:: DATA FOR THE TASK ::
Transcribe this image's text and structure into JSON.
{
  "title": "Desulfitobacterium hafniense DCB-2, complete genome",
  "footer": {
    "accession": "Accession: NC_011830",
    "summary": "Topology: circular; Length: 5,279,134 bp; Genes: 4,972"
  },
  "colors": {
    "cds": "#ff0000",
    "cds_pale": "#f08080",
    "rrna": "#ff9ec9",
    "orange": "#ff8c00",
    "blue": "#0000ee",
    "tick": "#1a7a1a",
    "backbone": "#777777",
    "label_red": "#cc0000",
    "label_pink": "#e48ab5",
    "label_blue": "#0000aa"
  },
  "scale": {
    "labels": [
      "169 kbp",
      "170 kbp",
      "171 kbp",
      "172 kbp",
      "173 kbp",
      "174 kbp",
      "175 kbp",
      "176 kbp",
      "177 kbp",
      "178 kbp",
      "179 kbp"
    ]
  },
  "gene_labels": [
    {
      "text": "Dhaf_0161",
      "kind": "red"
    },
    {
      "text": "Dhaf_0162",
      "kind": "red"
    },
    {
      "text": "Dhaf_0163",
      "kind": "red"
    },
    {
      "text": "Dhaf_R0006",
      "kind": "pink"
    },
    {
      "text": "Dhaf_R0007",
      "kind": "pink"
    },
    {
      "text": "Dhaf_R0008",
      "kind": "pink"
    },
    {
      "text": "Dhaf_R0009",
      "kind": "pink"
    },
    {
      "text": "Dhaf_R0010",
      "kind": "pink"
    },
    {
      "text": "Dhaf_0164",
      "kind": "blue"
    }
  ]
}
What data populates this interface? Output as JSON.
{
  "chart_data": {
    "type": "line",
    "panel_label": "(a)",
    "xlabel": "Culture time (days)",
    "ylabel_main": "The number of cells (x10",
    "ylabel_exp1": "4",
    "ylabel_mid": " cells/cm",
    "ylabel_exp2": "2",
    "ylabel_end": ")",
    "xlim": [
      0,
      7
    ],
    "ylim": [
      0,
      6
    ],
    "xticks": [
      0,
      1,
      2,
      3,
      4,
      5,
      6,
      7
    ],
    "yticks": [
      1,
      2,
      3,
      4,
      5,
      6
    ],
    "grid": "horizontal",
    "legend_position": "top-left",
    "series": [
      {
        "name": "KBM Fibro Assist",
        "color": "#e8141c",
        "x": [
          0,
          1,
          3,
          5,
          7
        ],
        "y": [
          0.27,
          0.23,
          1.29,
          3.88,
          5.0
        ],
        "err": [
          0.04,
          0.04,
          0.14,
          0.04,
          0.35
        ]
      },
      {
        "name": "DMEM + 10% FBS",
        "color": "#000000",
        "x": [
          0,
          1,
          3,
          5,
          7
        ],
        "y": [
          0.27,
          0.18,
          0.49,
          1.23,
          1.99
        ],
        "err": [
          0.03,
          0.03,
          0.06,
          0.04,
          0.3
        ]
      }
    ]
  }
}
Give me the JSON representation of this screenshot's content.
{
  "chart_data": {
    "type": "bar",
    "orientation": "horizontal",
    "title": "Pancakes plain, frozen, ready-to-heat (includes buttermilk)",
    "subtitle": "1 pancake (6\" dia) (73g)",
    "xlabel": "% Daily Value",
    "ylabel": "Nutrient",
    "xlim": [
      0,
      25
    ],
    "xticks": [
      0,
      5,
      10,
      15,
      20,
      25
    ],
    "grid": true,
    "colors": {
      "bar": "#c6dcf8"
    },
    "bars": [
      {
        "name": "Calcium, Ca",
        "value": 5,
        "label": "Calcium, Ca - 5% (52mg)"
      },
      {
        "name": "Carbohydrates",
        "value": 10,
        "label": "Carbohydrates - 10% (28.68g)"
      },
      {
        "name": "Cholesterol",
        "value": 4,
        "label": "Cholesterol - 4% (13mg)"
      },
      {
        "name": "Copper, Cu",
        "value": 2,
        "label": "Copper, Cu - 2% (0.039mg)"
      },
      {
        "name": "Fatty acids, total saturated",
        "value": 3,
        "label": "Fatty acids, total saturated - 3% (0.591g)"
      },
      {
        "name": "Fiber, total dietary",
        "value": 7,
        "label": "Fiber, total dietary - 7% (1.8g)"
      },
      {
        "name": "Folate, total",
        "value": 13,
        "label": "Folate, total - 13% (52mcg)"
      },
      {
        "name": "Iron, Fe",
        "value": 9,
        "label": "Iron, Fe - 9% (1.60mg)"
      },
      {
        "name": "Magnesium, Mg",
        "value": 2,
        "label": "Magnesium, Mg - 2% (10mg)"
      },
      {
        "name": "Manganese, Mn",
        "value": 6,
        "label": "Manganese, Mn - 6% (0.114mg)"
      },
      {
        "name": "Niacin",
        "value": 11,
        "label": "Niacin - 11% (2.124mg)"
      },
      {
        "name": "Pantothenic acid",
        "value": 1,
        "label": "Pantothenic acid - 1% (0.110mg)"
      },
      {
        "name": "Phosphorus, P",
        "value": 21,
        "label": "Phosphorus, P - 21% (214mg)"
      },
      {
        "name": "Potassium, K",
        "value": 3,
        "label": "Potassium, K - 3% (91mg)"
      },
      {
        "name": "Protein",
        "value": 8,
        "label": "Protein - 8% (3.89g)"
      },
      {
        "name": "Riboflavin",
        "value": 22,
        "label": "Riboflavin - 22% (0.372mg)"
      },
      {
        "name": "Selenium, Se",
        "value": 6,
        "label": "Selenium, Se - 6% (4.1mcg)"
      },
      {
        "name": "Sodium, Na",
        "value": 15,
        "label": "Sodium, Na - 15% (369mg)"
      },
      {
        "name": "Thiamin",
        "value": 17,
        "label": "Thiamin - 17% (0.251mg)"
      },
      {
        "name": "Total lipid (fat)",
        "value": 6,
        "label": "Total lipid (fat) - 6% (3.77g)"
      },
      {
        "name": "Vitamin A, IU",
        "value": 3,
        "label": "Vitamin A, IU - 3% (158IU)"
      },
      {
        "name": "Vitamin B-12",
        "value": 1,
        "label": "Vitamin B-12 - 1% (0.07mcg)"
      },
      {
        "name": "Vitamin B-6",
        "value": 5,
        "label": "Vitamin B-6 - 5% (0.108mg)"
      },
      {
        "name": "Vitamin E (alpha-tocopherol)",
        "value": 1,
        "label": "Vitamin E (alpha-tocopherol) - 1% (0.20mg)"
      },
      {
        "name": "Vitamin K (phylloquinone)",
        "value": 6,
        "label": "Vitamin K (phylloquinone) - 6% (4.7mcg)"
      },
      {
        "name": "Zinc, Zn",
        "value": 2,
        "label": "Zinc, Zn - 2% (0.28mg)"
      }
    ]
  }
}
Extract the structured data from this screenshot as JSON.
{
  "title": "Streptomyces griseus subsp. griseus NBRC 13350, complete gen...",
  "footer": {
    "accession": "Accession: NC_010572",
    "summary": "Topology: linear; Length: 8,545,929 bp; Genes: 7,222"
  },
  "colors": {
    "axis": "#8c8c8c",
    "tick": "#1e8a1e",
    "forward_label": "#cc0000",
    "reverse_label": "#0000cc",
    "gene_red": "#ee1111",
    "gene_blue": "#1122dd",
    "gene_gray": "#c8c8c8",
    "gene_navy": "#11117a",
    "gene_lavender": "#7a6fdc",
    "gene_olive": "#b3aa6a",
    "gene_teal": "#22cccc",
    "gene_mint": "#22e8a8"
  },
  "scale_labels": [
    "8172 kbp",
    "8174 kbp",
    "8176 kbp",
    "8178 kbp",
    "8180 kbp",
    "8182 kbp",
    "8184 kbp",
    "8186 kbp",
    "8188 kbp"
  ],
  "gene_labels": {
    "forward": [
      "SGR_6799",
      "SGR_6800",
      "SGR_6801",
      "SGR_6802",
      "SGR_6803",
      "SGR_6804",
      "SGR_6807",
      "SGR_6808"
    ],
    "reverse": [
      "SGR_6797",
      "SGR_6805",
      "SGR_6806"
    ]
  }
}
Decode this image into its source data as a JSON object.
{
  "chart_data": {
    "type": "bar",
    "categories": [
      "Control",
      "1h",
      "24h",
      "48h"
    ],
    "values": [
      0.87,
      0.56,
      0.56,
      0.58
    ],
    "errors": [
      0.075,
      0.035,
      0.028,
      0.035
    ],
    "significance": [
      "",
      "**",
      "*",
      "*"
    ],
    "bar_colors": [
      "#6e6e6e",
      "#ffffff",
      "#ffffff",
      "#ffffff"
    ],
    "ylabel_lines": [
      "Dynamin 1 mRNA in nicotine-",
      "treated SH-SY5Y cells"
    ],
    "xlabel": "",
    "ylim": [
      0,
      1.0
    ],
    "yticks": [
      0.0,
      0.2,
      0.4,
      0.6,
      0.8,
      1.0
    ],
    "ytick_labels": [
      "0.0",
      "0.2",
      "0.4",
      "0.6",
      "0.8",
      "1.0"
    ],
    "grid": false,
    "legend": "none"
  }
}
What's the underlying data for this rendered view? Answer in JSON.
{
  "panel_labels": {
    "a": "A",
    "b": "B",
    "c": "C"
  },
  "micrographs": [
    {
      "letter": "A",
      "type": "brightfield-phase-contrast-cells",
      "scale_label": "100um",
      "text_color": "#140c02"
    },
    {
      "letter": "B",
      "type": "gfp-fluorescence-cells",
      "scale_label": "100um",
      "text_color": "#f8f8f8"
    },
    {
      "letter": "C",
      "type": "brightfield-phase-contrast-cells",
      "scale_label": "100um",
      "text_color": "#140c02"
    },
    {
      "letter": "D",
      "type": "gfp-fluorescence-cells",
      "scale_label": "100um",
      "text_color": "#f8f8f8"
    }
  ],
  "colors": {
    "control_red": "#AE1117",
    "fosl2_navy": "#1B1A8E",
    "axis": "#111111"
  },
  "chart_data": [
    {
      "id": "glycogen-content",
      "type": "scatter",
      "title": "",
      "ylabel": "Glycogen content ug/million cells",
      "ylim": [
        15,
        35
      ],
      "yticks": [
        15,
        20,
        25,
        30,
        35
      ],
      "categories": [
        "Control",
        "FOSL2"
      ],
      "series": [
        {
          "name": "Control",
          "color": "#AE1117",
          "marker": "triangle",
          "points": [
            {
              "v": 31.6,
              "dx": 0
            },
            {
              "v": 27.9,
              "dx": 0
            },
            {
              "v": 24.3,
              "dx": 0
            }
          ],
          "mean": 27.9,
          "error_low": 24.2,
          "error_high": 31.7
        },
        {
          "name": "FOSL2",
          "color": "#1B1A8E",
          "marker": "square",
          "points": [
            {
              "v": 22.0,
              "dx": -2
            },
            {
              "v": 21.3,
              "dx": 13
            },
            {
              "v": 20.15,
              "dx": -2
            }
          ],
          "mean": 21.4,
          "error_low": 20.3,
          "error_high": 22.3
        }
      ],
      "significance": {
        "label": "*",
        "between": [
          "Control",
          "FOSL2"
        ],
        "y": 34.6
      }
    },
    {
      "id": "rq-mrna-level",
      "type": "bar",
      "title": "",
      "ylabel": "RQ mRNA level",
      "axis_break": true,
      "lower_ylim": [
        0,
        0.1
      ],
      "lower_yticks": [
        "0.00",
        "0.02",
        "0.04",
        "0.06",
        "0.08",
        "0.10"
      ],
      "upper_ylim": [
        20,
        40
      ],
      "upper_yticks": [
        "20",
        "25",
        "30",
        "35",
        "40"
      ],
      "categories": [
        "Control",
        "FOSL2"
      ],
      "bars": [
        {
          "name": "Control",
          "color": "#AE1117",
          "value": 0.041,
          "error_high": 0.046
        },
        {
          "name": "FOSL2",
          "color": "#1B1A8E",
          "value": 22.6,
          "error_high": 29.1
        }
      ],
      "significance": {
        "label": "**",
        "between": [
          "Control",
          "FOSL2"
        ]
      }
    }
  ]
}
:::
Please list every line of the records that contains "xlabel".

▸ **RESPONSE BOX**:
    "xlabel": "Culture time (days)",
    "xlabel": "% Daily Value",
    "xlabel": "",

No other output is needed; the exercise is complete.